- **WORK TO COMPLETE**: Copy every one of the records below line for line, changing nothing.

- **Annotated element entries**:
'''
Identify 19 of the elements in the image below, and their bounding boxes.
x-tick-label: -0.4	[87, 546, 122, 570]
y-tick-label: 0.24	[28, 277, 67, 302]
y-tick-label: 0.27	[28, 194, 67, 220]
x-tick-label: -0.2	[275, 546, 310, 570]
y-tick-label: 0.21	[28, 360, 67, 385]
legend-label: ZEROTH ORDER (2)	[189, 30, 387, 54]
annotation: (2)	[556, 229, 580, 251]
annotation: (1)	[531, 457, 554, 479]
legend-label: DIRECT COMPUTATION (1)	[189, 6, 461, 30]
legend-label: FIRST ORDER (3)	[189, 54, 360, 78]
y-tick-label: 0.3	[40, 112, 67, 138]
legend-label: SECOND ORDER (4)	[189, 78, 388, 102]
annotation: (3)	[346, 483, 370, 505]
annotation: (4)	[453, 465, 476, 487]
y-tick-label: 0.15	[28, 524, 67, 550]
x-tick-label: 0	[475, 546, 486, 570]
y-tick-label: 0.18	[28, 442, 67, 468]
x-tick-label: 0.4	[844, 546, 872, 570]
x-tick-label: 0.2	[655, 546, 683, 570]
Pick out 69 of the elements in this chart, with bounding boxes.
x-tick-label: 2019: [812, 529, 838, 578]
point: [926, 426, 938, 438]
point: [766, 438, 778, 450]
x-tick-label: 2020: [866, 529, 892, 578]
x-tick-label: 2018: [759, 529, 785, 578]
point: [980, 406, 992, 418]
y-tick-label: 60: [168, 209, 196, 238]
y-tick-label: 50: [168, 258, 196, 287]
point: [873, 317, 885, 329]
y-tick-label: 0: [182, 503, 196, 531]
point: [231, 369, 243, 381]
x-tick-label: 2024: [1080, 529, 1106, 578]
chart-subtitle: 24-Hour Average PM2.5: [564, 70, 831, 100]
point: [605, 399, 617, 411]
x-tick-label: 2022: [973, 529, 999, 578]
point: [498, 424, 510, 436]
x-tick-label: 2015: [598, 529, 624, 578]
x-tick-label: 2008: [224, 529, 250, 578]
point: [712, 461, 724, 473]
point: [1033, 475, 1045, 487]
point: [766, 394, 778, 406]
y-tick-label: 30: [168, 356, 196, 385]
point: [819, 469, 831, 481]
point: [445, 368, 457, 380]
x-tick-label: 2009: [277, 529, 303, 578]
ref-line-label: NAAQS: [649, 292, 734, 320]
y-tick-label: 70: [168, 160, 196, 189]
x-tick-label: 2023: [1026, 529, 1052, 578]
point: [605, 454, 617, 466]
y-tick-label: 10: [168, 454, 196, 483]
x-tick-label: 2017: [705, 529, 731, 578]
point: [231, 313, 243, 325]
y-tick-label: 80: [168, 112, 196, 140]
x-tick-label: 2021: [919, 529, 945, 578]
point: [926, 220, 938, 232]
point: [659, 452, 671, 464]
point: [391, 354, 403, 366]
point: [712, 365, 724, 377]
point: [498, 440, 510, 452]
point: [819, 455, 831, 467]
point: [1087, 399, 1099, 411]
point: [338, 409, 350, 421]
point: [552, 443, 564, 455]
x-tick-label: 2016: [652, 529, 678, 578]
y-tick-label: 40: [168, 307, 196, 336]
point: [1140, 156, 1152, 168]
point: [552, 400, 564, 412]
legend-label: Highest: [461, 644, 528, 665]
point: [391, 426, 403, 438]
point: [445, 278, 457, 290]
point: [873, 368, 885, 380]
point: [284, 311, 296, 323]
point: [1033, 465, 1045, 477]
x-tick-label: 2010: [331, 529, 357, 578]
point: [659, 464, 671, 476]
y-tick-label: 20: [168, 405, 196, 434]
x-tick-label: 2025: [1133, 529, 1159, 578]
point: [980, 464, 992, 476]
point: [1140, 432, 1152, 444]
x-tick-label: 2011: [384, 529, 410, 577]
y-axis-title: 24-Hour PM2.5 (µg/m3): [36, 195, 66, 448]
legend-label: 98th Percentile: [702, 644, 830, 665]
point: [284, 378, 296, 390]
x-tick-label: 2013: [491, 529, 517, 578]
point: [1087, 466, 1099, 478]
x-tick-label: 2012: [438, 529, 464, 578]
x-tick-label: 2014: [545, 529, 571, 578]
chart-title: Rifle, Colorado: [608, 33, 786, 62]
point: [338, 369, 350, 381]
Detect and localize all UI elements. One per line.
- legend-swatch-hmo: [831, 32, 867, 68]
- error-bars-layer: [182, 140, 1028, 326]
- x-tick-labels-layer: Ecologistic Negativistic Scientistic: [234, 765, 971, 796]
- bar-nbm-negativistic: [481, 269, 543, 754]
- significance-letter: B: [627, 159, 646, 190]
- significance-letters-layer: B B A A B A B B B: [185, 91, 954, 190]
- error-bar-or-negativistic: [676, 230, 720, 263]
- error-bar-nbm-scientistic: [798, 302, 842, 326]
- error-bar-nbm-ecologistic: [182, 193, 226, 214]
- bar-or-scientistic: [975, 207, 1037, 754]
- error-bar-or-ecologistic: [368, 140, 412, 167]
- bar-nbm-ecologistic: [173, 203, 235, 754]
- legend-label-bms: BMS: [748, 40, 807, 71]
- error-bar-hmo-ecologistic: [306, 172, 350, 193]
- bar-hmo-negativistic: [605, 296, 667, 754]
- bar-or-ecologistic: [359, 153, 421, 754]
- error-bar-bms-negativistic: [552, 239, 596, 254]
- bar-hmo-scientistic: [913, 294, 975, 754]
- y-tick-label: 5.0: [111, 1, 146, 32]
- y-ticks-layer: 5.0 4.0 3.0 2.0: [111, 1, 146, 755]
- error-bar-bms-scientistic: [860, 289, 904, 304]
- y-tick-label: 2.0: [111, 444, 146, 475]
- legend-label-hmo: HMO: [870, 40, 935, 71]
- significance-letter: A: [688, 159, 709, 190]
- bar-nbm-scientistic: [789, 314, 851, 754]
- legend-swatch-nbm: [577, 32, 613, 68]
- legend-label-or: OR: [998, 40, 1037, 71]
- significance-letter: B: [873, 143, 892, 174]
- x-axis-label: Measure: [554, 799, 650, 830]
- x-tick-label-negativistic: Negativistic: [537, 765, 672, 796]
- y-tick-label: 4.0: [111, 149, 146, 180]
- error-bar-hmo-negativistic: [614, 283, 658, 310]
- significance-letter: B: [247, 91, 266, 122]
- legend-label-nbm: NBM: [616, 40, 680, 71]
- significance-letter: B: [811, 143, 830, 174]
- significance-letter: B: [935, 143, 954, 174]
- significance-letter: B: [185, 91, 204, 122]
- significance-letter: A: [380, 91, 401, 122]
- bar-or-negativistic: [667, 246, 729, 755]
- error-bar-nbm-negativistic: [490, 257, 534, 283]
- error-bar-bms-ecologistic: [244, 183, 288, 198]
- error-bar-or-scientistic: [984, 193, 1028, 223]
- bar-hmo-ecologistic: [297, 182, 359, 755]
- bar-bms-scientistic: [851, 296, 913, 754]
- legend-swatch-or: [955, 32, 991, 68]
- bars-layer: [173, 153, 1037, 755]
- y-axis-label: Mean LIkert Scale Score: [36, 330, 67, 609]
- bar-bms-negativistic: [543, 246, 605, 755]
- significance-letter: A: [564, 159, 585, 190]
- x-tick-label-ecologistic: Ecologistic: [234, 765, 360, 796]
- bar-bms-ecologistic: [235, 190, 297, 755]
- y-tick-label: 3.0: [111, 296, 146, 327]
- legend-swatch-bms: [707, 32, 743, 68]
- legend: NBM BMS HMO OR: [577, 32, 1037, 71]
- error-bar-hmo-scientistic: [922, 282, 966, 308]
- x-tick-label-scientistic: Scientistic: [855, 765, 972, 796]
'''
- **EXPECTED ANSWER**:
Identify 19 of the elements in the image below, and their bounding boxes.
x-tick-label: -0.4	[87, 546, 122, 570]
y-tick-label: 0.24	[28, 277, 67, 302]
y-tick-label: 0.27	[28, 194, 67, 220]
x-tick-label: -0.2	[275, 546, 310, 570]
y-tick-label: 0.21	[28, 360, 67, 385]
legend-label: ZEROTH ORDER (2)	[189, 30, 387, 54]
annotation: (2)	[556, 229, 580, 251]
annotation: (1)	[531, 457, 554, 479]
legend-label: DIRECT COMPUTATION (1)	[189, 6, 461, 30]
legend-label: FIRST ORDER (3)	[189, 54, 360, 78]
y-tick-label: 0.3	[40, 112, 67, 138]
legend-label: SECOND ORDER (4)	[189, 78, 388, 102]
annotation: (3)	[346, 483, 370, 505]
annotation: (4)	[453, 465, 476, 487]
y-tick-label: 0.15	[28, 524, 67, 550]
x-tick-label: 0	[475, 546, 486, 570]
y-tick-label: 0.18	[28, 442, 67, 468]
x-tick-label: 0.4	[844, 546, 872, 570]
x-tick-label: 0.2	[655, 546, 683, 570]
Pick out 69 of the elements in this chart, with bounding boxes.
x-tick-label: 2019: [812, 529, 838, 578]
point: [926, 426, 938, 438]
point: [766, 438, 778, 450]
x-tick-label: 2020: [866, 529, 892, 578]
x-tick-label: 2018: [759, 529, 785, 578]
point: [980, 406, 992, 418]
y-tick-label: 60: [168, 209, 196, 238]
y-tick-label: 50: [168, 258, 196, 287]
point: [873, 317, 885, 329]
y-tick-label: 0: [182, 503, 196, 531]
point: [231, 369, 243, 381]
x-tick-label: 2024: [1080, 529, 1106, 578]
chart-subtitle: 24-Hour Average PM2.5: [564, 70, 831, 100]
point: [605, 399, 617, 411]
x-tick-label: 2022: [973, 529, 999, 578]
point: [498, 424, 510, 436]
x-tick-label: 2015: [598, 529, 624, 578]
x-tick-label: 2008: [224, 529, 250, 578]
point: [712, 461, 724, 473]
point: [1033, 475, 1045, 487]
point: [766, 394, 778, 406]
y-tick-label: 30: [168, 356, 196, 385]
point: [819, 469, 831, 481]
point: [445, 368, 457, 380]
x-tick-label: 2009: [277, 529, 303, 578]
ref-line-label: NAAQS: [649, 292, 734, 320]
y-tick-label: 70: [168, 160, 196, 189]
x-tick-label: 2023: [1026, 529, 1052, 578]
point: [605, 454, 617, 466]
y-tick-label: 10: [168, 454, 196, 483]
x-tick-label: 2017: [705, 529, 731, 578]
point: [231, 313, 243, 325]
y-tick-label: 80: [168, 112, 196, 140]
x-tick-label: 2021: [919, 529, 945, 578]
point: [926, 220, 938, 232]
point: [659, 452, 671, 464]
point: [391, 354, 403, 366]
point: [712, 365, 724, 377]
point: [498, 440, 510, 452]
point: [819, 455, 831, 467]
point: [1087, 399, 1099, 411]
point: [338, 409, 350, 421]
point: [552, 443, 564, 455]
x-tick-label: 2016: [652, 529, 678, 578]
y-tick-label: 40: [168, 307, 196, 336]
point: [1140, 156, 1152, 168]
point: [552, 400, 564, 412]
legend-label: Highest: [461, 644, 528, 665]
point: [391, 426, 403, 438]
point: [445, 278, 457, 290]
point: [873, 368, 885, 380]
point: [284, 311, 296, 323]
point: [1033, 465, 1045, 477]
x-tick-label: 2010: [331, 529, 357, 578]
point: [659, 464, 671, 476]
y-tick-label: 20: [168, 405, 196, 434]
x-tick-label: 2025: [1133, 529, 1159, 578]
point: [980, 464, 992, 476]
point: [1140, 432, 1152, 444]
x-tick-label: 2011: [384, 529, 410, 577]
y-axis-title: 24-Hour PM2.5 (µg/m3): [36, 195, 66, 448]
legend-label: 98th Percentile: [702, 644, 830, 665]
point: [284, 378, 296, 390]
x-tick-label: 2013: [491, 529, 517, 578]
point: [1087, 466, 1099, 478]
x-tick-label: 2012: [438, 529, 464, 578]
x-tick-label: 2014: [545, 529, 571, 578]
chart-title: Rifle, Colorado: [608, 33, 786, 62]
point: [338, 369, 350, 381]
Detect and localize all UI elements. One per line.
- legend-swatch-hmo: [831, 32, 867, 68]
- error-bars-layer: [182, 140, 1028, 326]
- x-tick-labels-layer: Ecologistic Negativistic Scientistic: [234, 765, 971, 796]
- bar-nbm-negativistic: [481, 269, 543, 754]
- significance-letter: B: [627, 159, 646, 190]
- significance-letters-layer: B B A A B A B B B: [185, 91, 954, 190]
- error-bar-or-negativistic: [676, 230, 720, 263]
- error-bar-nbm-scientistic: [798, 302, 842, 326]
- error-bar-nbm-ecologistic: [182, 193, 226, 214]
- bar-or-scientistic: [975, 207, 1037, 754]
- error-bar-or-ecologistic: [368, 140, 412, 167]
- bar-nbm-ecologistic: [173, 203, 235, 754]
- legend-label-bms: BMS: [748, 40, 807, 71]
- error-bar-hmo-ecologistic: [306, 172, 350, 193]
- bar-hmo-negativistic: [605, 296, 667, 754]
- bar-or-ecologistic: [359, 153, 421, 754]
- error-bar-bms-negativistic: [552, 239, 596, 254]
- bar-hmo-scientistic: [913, 294, 975, 754]
- y-tick-label: 5.0: [111, 1, 146, 32]
- y-ticks-layer: 5.0 4.0 3.0 2.0: [111, 1, 146, 755]
- error-bar-bms-scientistic: [860, 289, 904, 304]
- y-tick-label: 2.0: [111, 444, 146, 475]
- legend-label-hmo: HMO: [870, 40, 935, 71]
- significance-letter: A: [688, 159, 709, 190]
- bar-nbm-scientistic: [789, 314, 851, 754]
- legend-swatch-nbm: [577, 32, 613, 68]
- legend-label-or: OR: [998, 40, 1037, 71]
- significance-letter: B: [873, 143, 892, 174]
- x-axis-label: Measure: [554, 799, 650, 830]
- x-tick-label-negativistic: Negativistic: [537, 765, 672, 796]
- y-tick-label: 4.0: [111, 149, 146, 180]
- error-bar-hmo-negativistic: [614, 283, 658, 310]
- significance-letter: B: [247, 91, 266, 122]
- legend-label-nbm: NBM: [616, 40, 680, 71]
- significance-letter: B: [811, 143, 830, 174]
- significance-letter: B: [935, 143, 954, 174]
- significance-letter: B: [185, 91, 204, 122]
- significance-letter: A: [380, 91, 401, 122]
- bar-or-negativistic: [667, 246, 729, 755]
- error-bar-nbm-negativistic: [490, 257, 534, 283]
- error-bar-bms-ecologistic: [244, 183, 288, 198]
- error-bar-or-scientistic: [984, 193, 1028, 223]
- bar-hmo-ecologistic: [297, 182, 359, 755]
- bar-bms-scientistic: [851, 296, 913, 754]
- legend-swatch-or: [955, 32, 991, 68]
- bars-layer: [173, 153, 1037, 755]
- y-axis-label: Mean LIkert Scale Score: [36, 330, 67, 609]
- bar-bms-negativistic: [543, 246, 605, 755]
- significance-letter: A: [564, 159, 585, 190]
- x-tick-label-ecologistic: Ecologistic: [234, 765, 360, 796]
- bar-bms-ecologistic: [235, 190, 297, 755]
- y-tick-label: 3.0: [111, 296, 146, 327]
- legend-swatch-bms: [707, 32, 743, 68]
- legend: NBM BMS HMO OR: [577, 32, 1037, 71]
- error-bar-hmo-scientistic: [922, 282, 966, 308]
- x-tick-label-scientistic: Scientistic: [855, 765, 972, 796]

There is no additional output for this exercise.